>>>>>
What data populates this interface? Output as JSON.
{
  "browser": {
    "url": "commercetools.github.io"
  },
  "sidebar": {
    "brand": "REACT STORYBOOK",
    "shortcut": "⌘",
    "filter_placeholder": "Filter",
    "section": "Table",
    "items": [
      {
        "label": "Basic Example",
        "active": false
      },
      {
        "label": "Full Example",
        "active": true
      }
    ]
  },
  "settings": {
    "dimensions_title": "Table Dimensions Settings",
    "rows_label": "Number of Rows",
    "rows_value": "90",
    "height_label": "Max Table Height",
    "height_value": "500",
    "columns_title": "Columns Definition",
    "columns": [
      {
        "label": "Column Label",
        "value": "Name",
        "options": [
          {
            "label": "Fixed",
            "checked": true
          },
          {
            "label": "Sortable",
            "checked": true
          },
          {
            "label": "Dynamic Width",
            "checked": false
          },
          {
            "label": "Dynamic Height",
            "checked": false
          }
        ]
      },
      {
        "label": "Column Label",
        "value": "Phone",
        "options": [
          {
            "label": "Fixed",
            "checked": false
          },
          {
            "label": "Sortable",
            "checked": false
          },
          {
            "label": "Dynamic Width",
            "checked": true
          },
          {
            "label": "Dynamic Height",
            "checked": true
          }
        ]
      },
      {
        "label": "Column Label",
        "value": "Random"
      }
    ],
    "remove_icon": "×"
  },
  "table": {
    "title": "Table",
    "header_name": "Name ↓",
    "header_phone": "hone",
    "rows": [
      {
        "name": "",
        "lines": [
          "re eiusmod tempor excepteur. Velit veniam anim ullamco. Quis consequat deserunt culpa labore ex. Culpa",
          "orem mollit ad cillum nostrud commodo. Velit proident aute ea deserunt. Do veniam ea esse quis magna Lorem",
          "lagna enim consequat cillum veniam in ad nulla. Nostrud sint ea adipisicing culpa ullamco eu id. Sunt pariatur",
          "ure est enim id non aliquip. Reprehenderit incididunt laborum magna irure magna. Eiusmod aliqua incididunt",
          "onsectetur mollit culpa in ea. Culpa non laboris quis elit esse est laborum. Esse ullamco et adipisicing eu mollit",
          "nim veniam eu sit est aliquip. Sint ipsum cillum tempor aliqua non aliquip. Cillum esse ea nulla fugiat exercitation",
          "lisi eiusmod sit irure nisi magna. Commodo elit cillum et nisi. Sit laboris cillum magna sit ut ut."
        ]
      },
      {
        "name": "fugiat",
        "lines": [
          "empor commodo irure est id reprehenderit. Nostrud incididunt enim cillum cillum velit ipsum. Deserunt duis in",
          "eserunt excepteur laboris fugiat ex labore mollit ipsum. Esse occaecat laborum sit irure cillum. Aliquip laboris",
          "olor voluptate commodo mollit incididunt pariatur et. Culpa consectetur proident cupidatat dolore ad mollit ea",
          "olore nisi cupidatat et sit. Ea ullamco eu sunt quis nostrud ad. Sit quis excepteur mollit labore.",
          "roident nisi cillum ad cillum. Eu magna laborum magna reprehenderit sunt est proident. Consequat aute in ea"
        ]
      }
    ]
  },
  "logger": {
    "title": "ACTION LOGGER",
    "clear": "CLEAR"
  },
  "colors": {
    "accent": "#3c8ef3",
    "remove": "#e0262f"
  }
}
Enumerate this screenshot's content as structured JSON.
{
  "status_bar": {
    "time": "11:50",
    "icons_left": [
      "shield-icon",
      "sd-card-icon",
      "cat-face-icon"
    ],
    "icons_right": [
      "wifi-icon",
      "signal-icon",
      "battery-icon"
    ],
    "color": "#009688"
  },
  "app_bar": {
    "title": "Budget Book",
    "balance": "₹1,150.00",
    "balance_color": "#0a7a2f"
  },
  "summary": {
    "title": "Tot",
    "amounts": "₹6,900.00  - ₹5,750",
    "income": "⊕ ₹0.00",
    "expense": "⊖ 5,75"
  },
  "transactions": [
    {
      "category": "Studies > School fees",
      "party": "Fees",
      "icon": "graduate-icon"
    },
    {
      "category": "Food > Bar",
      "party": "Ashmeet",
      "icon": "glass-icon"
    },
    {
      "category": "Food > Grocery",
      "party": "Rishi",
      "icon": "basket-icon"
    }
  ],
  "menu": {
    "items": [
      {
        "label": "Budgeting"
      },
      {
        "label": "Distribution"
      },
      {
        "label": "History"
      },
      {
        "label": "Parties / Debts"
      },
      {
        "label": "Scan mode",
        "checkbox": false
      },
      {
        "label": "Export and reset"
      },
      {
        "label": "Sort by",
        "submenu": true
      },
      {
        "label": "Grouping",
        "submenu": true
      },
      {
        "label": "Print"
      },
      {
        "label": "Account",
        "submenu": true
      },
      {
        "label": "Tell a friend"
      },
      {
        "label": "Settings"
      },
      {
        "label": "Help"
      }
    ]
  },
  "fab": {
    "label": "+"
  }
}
<<<<<
→ WHAT TO DO
Check each line of these records for the string "aliqua" and state only how many lines have it.

→ SOLUTION TO THE PROBLEM
2